* **The problem**: The records below need retyping in full; give them again exactly.

* **The input**:
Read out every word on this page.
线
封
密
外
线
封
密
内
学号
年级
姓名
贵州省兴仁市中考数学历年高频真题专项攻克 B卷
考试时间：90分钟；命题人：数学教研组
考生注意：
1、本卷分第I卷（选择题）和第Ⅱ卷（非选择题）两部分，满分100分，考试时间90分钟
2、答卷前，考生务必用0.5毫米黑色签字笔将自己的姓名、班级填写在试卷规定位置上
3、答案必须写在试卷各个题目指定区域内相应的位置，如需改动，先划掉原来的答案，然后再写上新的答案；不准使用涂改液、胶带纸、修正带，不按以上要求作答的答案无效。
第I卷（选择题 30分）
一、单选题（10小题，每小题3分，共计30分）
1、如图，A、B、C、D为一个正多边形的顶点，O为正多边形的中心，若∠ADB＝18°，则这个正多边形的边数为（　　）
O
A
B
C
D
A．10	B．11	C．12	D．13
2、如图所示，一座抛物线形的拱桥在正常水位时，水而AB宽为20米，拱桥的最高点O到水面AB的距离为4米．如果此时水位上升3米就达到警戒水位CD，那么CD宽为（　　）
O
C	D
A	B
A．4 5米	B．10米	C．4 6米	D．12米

* **Finished task**:
Read out every word on this page.
线
封
密
外
线
封
密
内
学号
年级
姓名
贵州省兴仁市中考数学历年高频真题专项攻克 B卷
考试时间：90分钟；命题人：数学教研组
考生注意：
1、本卷分第I卷（选择题）和第Ⅱ卷（非选择题）两部分，满分100分，考试时间90分钟
2、答卷前，考生务必用0.5毫米黑色签字笔将自己的姓名、班级填写在试卷规定位置上
3、答案必须写在试卷各个题目指定区域内相应的位置，如需改动，先划掉原来的答案，然后再写上新的答案；不准使用涂改液、胶带纸、修正带，不按以上要求作答的答案无效。
第I卷（选择题 30分）
一、单选题（10小题，每小题3分，共计30分）
1、如图，A、B、C、D为一个正多边形的顶点，O为正多边形的中心，若∠ADB＝18°，则这个正多边形的边数为（　　）
O
A
B
C
D
A．10	B．11	C．12	D．13
2、如图所示，一座抛物线形的拱桥在正常水位时，水而AB宽为20米，拱桥的最高点O到水面AB的距离为4米．如果此时水位上升3米就达到警戒水位CD，那么CD宽为（　　）
O
C	D
A	B
A．4 5米	B．10米	C．4 6米	D．12米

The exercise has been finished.